__Aim__
Extract all of the entries and give them again, word for word.

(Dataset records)
┌──

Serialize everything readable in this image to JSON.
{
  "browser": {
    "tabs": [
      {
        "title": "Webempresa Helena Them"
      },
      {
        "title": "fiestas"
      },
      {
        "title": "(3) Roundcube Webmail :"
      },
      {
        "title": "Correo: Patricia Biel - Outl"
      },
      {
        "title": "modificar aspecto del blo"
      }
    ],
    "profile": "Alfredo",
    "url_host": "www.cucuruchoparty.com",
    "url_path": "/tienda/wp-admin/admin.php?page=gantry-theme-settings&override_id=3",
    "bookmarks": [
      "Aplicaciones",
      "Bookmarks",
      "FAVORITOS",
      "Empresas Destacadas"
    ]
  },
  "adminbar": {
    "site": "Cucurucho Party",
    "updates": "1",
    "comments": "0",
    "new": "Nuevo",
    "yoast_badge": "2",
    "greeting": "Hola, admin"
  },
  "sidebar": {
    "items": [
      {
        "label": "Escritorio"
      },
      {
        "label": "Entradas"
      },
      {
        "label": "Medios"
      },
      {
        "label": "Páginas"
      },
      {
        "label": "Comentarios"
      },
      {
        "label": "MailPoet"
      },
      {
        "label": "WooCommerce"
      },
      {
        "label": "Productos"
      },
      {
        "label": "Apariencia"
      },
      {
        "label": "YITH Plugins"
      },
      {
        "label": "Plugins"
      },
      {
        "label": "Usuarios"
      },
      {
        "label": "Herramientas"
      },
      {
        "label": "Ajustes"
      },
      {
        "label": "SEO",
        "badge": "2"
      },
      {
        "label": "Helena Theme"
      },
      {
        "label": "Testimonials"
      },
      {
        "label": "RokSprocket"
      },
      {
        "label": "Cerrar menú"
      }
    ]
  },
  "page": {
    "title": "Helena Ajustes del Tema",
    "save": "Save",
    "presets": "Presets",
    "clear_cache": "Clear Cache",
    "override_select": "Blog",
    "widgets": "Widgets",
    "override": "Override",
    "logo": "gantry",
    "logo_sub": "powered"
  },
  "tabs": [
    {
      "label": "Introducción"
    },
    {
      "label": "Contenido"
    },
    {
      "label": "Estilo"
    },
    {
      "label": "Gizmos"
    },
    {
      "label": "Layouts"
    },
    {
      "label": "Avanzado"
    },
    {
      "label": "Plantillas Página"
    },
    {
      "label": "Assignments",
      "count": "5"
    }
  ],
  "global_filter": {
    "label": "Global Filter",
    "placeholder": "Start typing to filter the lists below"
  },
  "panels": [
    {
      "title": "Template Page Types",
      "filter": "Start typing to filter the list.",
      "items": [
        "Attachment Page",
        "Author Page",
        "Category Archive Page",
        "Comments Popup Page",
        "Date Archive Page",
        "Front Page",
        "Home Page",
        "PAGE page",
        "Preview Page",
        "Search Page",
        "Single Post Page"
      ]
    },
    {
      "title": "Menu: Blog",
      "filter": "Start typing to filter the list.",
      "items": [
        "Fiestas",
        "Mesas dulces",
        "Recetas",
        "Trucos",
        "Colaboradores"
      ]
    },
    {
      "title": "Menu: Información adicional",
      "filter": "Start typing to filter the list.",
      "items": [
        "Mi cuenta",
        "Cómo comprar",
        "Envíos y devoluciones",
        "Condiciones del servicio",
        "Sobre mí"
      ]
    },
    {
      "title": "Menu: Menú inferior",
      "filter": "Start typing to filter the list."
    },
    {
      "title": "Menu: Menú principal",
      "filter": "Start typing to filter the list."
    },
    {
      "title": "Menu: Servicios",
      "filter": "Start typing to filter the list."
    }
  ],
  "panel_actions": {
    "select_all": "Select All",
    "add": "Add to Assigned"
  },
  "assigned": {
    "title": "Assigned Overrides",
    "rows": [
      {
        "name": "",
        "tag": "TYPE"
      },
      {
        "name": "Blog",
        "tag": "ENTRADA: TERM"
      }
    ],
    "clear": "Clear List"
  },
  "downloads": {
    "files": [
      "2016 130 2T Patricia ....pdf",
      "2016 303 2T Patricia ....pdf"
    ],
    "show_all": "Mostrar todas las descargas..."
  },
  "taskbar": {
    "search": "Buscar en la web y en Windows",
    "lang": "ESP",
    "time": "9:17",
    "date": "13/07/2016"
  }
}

└──

__The solution__
Serialize everything readable in this image to JSON.
{
  "browser": {
    "tabs": [
      {
        "title": "Webempresa Helena Them"
      },
      {
        "title": "fiestas"
      },
      {
        "title": "(3) Roundcube Webmail :"
      },
      {
        "title": "Correo: Patricia Biel - Outl"
      },
      {
        "title": "modificar aspecto del blo"
      }
    ],
    "profile": "Alfredo",
    "url_host": "www.cucuruchoparty.com",
    "url_path": "/tienda/wp-admin/admin.php?page=gantry-theme-settings&override_id=3",
    "bookmarks": [
      "Aplicaciones",
      "Bookmarks",
      "FAVORITOS",
      "Empresas Destacadas"
    ]
  },
  "adminbar": {
    "site": "Cucurucho Party",
    "updates": "1",
    "comments": "0",
    "new": "Nuevo",
    "yoast_badge": "2",
    "greeting": "Hola, admin"
  },
  "sidebar": {
    "items": [
      {
        "label": "Escritorio"
      },
      {
        "label": "Entradas"
      },
      {
        "label": "Medios"
      },
      {
        "label": "Páginas"
      },
      {
        "label": "Comentarios"
      },
      {
        "label": "MailPoet"
      },
      {
        "label": "WooCommerce"
      },
      {
        "label": "Productos"
      },
      {
        "label": "Apariencia"
      },
      {
        "label": "YITH Plugins"
      },
      {
        "label": "Plugins"
      },
      {
        "label": "Usuarios"
      },
      {
        "label": "Herramientas"
      },
      {
        "label": "Ajustes"
      },
      {
        "label": "SEO",
        "badge": "2"
      },
      {
        "label": "Helena Theme"
      },
      {
        "label": "Testimonials"
      },
      {
        "label": "RokSprocket"
      },
      {
        "label": "Cerrar menú"
      }
    ]
  },
  "page": {
    "title": "Helena Ajustes del Tema",
    "save": "Save",
    "presets": "Presets",
    "clear_cache": "Clear Cache",
    "override_select": "Blog",
    "widgets": "Widgets",
    "override": "Override",
    "logo": "gantry",
    "logo_sub": "powered"
  },
  "tabs": [
    {
      "label": "Introducción"
    },
    {
      "label": "Contenido"
    },
    {
      "label": "Estilo"
    },
    {
      "label": "Gizmos"
    },
    {
      "label": "Layouts"
    },
    {
      "label": "Avanzado"
    },
    {
      "label": "Plantillas Página"
    },
    {
      "label": "Assignments",
      "count": "5"
    }
  ],
  "global_filter": {
    "label": "Global Filter",
    "placeholder": "Start typing to filter the lists below"
  },
  "panels": [
    {
      "title": "Template Page Types",
      "filter": "Start typing to filter the list.",
      "items": [
        "Attachment Page",
        "Author Page",
        "Category Archive Page",
        "Comments Popup Page",
        "Date Archive Page",
        "Front Page",
        "Home Page",
        "PAGE page",
        "Preview Page",
        "Search Page",
        "Single Post Page"
      ]
    },
    {
      "title": "Menu: Blog",
      "filter": "Start typing to filter the list.",
      "items": [
        "Fiestas",
        "Mesas dulces",
        "Recetas",
        "Trucos",
        "Colaboradores"
      ]
    },
    {
      "title": "Menu: Información adicional",
      "filter": "Start typing to filter the list.",
      "items": [
        "Mi cuenta",
        "Cómo comprar",
        "Envíos y devoluciones",
        "Condiciones del servicio",
        "Sobre mí"
      ]
    },
    {
      "title": "Menu: Menú inferior",
      "filter": "Start typing to filter the list."
    },
    {
      "title": "Menu: Menú principal",
      "filter": "Start typing to filter the list."
    },
    {
      "title": "Menu: Servicios",
      "filter": "Start typing to filter the list."
    }
  ],
  "panel_actions": {
    "select_all": "Select All",
    "add": "Add to Assigned"
  },
  "assigned": {
    "title": "Assigned Overrides",
    "rows": [
      {
        "name": "",
        "tag": "TYPE"
      },
      {
        "name": "Blog",
        "tag": "ENTRADA: TERM"
      }
    ],
    "clear": "Clear List"
  },
  "downloads": {
    "files": [
      "2016 130 2T Patricia ....pdf",
      "2016 303 2T Patricia ....pdf"
    ],
    "show_all": "Mostrar todas las descargas..."
  },
  "taskbar": {
    "search": "Buscar en la web y en Windows",
    "lang": "ESP",
    "time": "9:17",
    "date": "13/07/2016"
  }
}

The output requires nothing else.